Skip any picture you find and retype all the remaining lines exactly.

→ **Information supplied**:

______

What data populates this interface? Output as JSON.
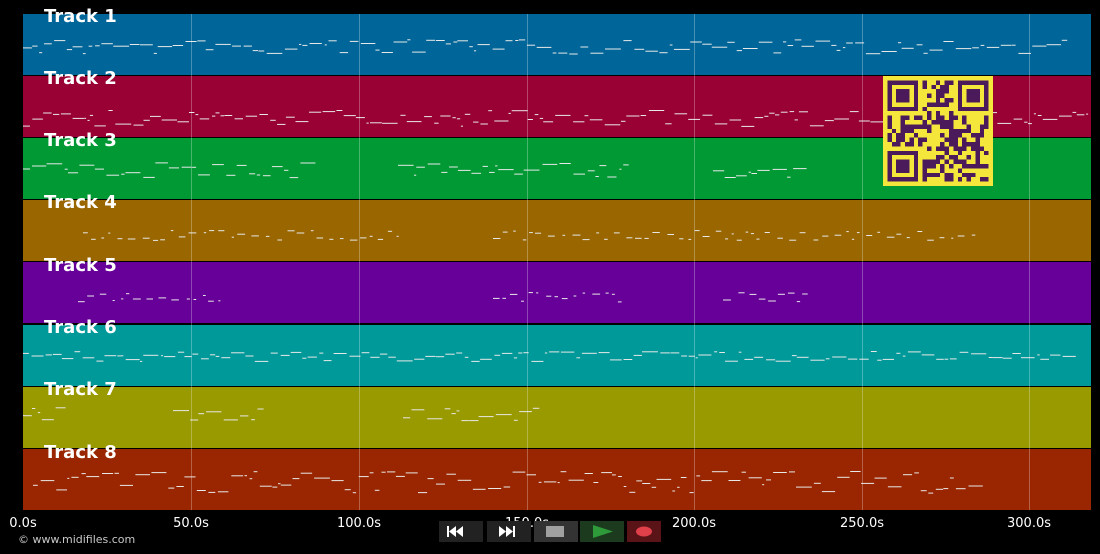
{
  "tracks": [
    {
      "name": "Track 1",
      "color": "#006699"
    },
    {
      "name": "Track 2",
      "color": "#990033"
    },
    {
      "name": "Track 3",
      "color": "#009933"
    },
    {
      "name": "Track 4",
      "color": "#996600"
    },
    {
      "name": "Track 5",
      "color": "#660099"
    },
    {
      "name": "Track 6",
      "color": "#009999"
    },
    {
      "name": "Track 7",
      "color": "#999900"
    },
    {
      "name": "Track 8",
      "color": "#992600"
    }
  ],
  "timeline": {
    "ticks": [
      "0.0s",
      "50.0s",
      "100.0s",
      "150.0s",
      "200.0s",
      "250.0s",
      "300.0s"
    ],
    "tick_values": [
      0,
      50,
      100,
      150,
      200,
      250,
      300
    ],
    "max_seconds": 318
  },
  "footer": {
    "copyright": "© www.midifiles.com"
  },
  "transport": {
    "rewind_icon": "rewind-icon",
    "fast_forward_icon": "fast-forward-icon",
    "stop_icon": "stop-icon",
    "play_icon": "play-icon",
    "record_icon": "record-icon",
    "play_color": "#2e9a3a",
    "record_color": "#e0404a"
  },
  "qr_code": {
    "colors": [
      "#f5e63c",
      "#4a1a5a"
    ]
  }
}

______

→ **The completed task**:
What data populates this interface? Output as JSON.
{
  "tracks": [
    {
      "name": "Track 1",
      "color": "#006699"
    },
    {
      "name": "Track 2",
      "color": "#990033"
    },
    {
      "name": "Track 3",
      "color": "#009933"
    },
    {
      "name": "Track 4",
      "color": "#996600"
    },
    {
      "name": "Track 5",
      "color": "#660099"
    },
    {
      "name": "Track 6",
      "color": "#009999"
    },
    {
      "name": "Track 7",
      "color": "#999900"
    },
    {
      "name": "Track 8",
      "color": "#992600"
    }
  ],
  "timeline": {
    "ticks": [
      "0.0s",
      "50.0s",
      "100.0s",
      "150.0s",
      "200.0s",
      "250.0s",
      "300.0s"
    ],
    "tick_values": [
      0,
      50,
      100,
      150,
      200,
      250,
      300
    ],
    "max_seconds": 318
  },
  "footer": {
    "copyright": "© www.midifiles.com"
  },
  "transport": {
    "rewind_icon": "rewind-icon",
    "fast_forward_icon": "fast-forward-icon",
    "stop_icon": "stop-icon",
    "play_icon": "play-icon",
    "record_icon": "record-icon",
    "play_color": "#2e9a3a",
    "record_color": "#e0404a"
  },
  "qr_code": {
    "colors": [
      "#f5e63c",
      "#4a1a5a"
    ]
  }
}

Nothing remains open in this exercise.